Saved entries:
-=-=-
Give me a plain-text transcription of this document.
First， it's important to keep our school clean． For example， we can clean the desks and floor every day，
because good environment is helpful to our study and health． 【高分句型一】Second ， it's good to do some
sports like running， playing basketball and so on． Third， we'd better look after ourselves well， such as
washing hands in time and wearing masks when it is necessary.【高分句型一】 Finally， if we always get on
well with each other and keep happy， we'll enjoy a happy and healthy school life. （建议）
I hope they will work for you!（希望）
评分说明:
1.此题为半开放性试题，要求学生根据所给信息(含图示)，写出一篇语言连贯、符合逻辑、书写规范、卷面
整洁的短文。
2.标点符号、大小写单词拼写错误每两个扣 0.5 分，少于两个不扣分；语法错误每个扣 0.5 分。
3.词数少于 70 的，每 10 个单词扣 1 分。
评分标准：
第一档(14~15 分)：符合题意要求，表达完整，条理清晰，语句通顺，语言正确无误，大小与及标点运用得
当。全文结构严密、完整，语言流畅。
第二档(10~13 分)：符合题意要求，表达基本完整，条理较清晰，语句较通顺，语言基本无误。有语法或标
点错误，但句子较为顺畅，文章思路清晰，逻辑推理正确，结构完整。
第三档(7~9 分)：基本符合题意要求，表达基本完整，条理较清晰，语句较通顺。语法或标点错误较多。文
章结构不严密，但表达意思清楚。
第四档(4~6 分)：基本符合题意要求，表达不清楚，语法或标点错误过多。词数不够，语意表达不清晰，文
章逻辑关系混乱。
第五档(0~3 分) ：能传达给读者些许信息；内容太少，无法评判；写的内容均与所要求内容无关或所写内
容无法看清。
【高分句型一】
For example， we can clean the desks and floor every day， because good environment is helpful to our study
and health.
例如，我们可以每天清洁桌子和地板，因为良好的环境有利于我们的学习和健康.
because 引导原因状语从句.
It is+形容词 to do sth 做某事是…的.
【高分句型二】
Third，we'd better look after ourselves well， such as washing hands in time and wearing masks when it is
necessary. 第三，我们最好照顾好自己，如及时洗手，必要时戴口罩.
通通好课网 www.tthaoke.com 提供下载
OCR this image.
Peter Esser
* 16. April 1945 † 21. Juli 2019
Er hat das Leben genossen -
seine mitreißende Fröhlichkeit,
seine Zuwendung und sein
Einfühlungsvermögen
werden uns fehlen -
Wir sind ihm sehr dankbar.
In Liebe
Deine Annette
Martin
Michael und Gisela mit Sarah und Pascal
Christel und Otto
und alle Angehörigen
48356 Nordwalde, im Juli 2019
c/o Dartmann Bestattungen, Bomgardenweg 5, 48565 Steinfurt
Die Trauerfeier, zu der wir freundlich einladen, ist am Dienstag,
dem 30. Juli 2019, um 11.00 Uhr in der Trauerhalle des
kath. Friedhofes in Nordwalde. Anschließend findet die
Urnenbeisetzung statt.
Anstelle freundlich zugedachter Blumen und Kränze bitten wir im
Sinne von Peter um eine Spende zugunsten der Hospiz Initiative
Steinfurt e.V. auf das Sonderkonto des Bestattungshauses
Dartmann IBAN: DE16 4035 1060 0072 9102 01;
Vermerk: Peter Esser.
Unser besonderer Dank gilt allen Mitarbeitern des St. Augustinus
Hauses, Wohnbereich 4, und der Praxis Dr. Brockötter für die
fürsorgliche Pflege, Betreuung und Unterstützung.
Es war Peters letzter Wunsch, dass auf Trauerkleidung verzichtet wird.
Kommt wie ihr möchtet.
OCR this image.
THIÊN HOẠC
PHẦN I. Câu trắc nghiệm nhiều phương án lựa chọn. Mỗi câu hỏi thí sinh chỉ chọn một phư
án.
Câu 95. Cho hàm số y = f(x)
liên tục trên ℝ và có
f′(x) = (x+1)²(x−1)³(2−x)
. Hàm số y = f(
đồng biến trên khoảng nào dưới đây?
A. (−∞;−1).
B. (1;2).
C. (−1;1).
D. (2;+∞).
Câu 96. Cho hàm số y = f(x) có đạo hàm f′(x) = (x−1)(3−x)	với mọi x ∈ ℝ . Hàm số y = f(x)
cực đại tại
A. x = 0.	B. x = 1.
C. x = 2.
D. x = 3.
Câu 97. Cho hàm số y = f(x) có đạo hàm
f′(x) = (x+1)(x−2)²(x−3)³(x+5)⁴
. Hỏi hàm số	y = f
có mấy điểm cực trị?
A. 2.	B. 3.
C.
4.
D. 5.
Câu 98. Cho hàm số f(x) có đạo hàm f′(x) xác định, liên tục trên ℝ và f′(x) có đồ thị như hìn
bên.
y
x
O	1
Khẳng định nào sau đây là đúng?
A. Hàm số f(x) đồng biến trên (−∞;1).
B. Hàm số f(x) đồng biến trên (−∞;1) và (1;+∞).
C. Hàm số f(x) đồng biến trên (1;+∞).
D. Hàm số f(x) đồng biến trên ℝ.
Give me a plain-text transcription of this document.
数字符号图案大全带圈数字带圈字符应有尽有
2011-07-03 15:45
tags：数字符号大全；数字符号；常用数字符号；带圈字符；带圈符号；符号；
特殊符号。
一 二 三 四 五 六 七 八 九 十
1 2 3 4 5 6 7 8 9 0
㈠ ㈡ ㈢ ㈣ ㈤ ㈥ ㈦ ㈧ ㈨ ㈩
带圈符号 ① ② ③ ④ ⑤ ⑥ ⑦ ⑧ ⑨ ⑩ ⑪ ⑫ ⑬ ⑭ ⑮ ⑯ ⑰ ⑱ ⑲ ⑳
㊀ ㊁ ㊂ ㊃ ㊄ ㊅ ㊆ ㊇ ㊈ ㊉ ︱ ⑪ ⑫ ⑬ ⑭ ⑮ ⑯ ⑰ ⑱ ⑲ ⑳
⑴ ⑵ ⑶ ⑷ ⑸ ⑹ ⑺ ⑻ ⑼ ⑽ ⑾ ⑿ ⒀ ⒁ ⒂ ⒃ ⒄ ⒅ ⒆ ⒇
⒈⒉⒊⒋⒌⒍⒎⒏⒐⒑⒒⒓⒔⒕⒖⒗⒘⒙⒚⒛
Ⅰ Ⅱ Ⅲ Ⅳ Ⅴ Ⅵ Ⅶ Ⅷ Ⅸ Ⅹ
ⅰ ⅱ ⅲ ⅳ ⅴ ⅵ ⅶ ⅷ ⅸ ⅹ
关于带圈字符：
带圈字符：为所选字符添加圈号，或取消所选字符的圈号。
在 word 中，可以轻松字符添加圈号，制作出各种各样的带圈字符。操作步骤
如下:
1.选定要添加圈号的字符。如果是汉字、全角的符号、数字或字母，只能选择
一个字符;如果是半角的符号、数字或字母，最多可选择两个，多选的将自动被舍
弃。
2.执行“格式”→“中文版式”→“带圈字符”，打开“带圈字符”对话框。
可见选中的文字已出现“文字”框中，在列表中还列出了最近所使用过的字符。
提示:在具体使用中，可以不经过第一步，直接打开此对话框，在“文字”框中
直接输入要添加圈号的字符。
-=-=-
— Stated goal —
Restate the listing above word for word.

— Answer to this exercise —
Give me a plain-text transcription of this document.
First， it's important to keep our school clean． For example， we can clean the desks and floor every day，
because good environment is helpful to our study and health． 【高分句型一】Second ， it's good to do some
sports like running， playing basketball and so on． Third， we'd better look after ourselves well， such as
washing hands in time and wearing masks when it is necessary.【高分句型一】 Finally， if we always get on
well with each other and keep happy， we'll enjoy a happy and healthy school life. （建议）
I hope they will work for you!（希望）
评分说明:
1.此题为半开放性试题，要求学生根据所给信息(含图示)，写出一篇语言连贯、符合逻辑、书写规范、卷面
整洁的短文。
2.标点符号、大小写单词拼写错误每两个扣 0.5 分，少于两个不扣分；语法错误每个扣 0.5 分。
3.词数少于 70 的，每 10 个单词扣 1 分。
评分标准：
第一档(14~15 分)：符合题意要求，表达完整，条理清晰，语句通顺，语言正确无误，大小与及标点运用得
当。全文结构严密、完整，语言流畅。
第二档(10~13 分)：符合题意要求，表达基本完整，条理较清晰，语句较通顺，语言基本无误。有语法或标
点错误，但句子较为顺畅，文章思路清晰，逻辑推理正确，结构完整。
第三档(7~9 分)：基本符合题意要求，表达基本完整，条理较清晰，语句较通顺。语法或标点错误较多。文
章结构不严密，但表达意思清楚。
第四档(4~6 分)：基本符合题意要求，表达不清楚，语法或标点错误过多。词数不够，语意表达不清晰，文
章逻辑关系混乱。
第五档(0~3 分) ：能传达给读者些许信息；内容太少，无法评判；写的内容均与所要求内容无关或所写内
容无法看清。
【高分句型一】
For example， we can clean the desks and floor every day， because good environment is helpful to our study
and health.
例如，我们可以每天清洁桌子和地板，因为良好的环境有利于我们的学习和健康.
because 引导原因状语从句.
It is+形容词 to do sth 做某事是…的.
【高分句型二】
Third，we'd better look after ourselves well， such as washing hands in time and wearing masks when it is
necessary. 第三，我们最好照顾好自己，如及时洗手，必要时戴口罩.
通通好课网 www.tthaoke.com 提供下载
OCR this image.
Peter Esser
* 16. April 1945 † 21. Juli 2019
Er hat das Leben genossen -
seine mitreißende Fröhlichkeit,
seine Zuwendung und sein
Einfühlungsvermögen
werden uns fehlen -
Wir sind ihm sehr dankbar.
In Liebe
Deine Annette
Martin
Michael und Gisela mit Sarah und Pascal
Christel und Otto
und alle Angehörigen
48356 Nordwalde, im Juli 2019
c/o Dartmann Bestattungen, Bomgardenweg 5, 48565 Steinfurt
Die Trauerfeier, zu der wir freundlich einladen, ist am Dienstag,
dem 30. Juli 2019, um 11.00 Uhr in der Trauerhalle des
kath. Friedhofes in Nordwalde. Anschließend findet die
Urnenbeisetzung statt.
Anstelle freundlich zugedachter Blumen und Kränze bitten wir im
Sinne von Peter um eine Spende zugunsten der Hospiz Initiative
Steinfurt e.V. auf das Sonderkonto des Bestattungshauses
Dartmann IBAN: DE16 4035 1060 0072 9102 01;
Vermerk: Peter Esser.
Unser besonderer Dank gilt allen Mitarbeitern des St. Augustinus
Hauses, Wohnbereich 4, und der Praxis Dr. Brockötter für die
fürsorgliche Pflege, Betreuung und Unterstützung.
Es war Peters letzter Wunsch, dass auf Trauerkleidung verzichtet wird.
Kommt wie ihr möchtet.
OCR this image.
THIÊN HOẠC
PHẦN I. Câu trắc nghiệm nhiều phương án lựa chọn. Mỗi câu hỏi thí sinh chỉ chọn một phư
án.
Câu 95. Cho hàm số y = f(x)
liên tục trên ℝ và có
f′(x) = (x+1)²(x−1)³(2−x)
. Hàm số y = f(
đồng biến trên khoảng nào dưới đây?
A. (−∞;−1).
B. (1;2).
C. (−1;1).
D. (2;+∞).
Câu 96. Cho hàm số y = f(x) có đạo hàm f′(x) = (x−1)(3−x)	với mọi x ∈ ℝ . Hàm số y = f(x)
cực đại tại
A. x = 0.	B. x = 1.
C. x = 2.
D. x = 3.
Câu 97. Cho hàm số y = f(x) có đạo hàm
f′(x) = (x+1)(x−2)²(x−3)³(x+5)⁴
. Hỏi hàm số	y = f
có mấy điểm cực trị?
A. 2.	B. 3.
C.
4.
D. 5.
Câu 98. Cho hàm số f(x) có đạo hàm f′(x) xác định, liên tục trên ℝ và f′(x) có đồ thị như hìn
bên.
y
x
O	1
Khẳng định nào sau đây là đúng?
A. Hàm số f(x) đồng biến trên (−∞;1).
B. Hàm số f(x) đồng biến trên (−∞;1) và (1;+∞).
C. Hàm số f(x) đồng biến trên (1;+∞).
D. Hàm số f(x) đồng biến trên ℝ.
Give me a plain-text transcription of this document.
数字符号图案大全带圈数字带圈字符应有尽有
2011-07-03 15:45
tags：数字符号大全；数字符号；常用数字符号；带圈字符；带圈符号；符号；
特殊符号。
一 二 三 四 五 六 七 八 九 十
1 2 3 4 5 6 7 8 9 0
㈠ ㈡ ㈢ ㈣ ㈤ ㈥ ㈦ ㈧ ㈨ ㈩
带圈符号 ① ② ③ ④ ⑤ ⑥ ⑦ ⑧ ⑨ ⑩ ⑪ ⑫ ⑬ ⑭ ⑮ ⑯ ⑰ ⑱ ⑲ ⑳
㊀ ㊁ ㊂ ㊃ ㊄ ㊅ ㊆ ㊇ ㊈ ㊉ ︱ ⑪ ⑫ ⑬ ⑭ ⑮ ⑯ ⑰ ⑱ ⑲ ⑳
⑴ ⑵ ⑶ ⑷ ⑸ ⑹ ⑺ ⑻ ⑼ ⑽ ⑾ ⑿ ⒀ ⒁ ⒂ ⒃ ⒄ ⒅ ⒆ ⒇
⒈⒉⒊⒋⒌⒍⒎⒏⒐⒑⒒⒓⒔⒕⒖⒗⒘⒙⒚⒛
Ⅰ Ⅱ Ⅲ Ⅳ Ⅴ Ⅵ Ⅶ Ⅷ Ⅸ Ⅹ
ⅰ ⅱ ⅲ ⅳ ⅴ ⅵ ⅶ ⅷ ⅸ ⅹ
关于带圈字符：
带圈字符：为所选字符添加圈号，或取消所选字符的圈号。
在 word 中，可以轻松字符添加圈号，制作出各种各样的带圈字符。操作步骤
如下:
1.选定要添加圈号的字符。如果是汉字、全角的符号、数字或字母，只能选择
一个字符;如果是半角的符号、数字或字母，最多可选择两个，多选的将自动被舍
弃。
2.执行“格式”→“中文版式”→“带圈字符”，打开“带圈字符”对话框。
可见选中的文字已出现“文字”框中，在列表中还列出了最近所使用过的字符。
提示:在具体使用中，可以不经过第一步，直接打开此对话框，在“文字”框中
直接输入要添加圈号的字符。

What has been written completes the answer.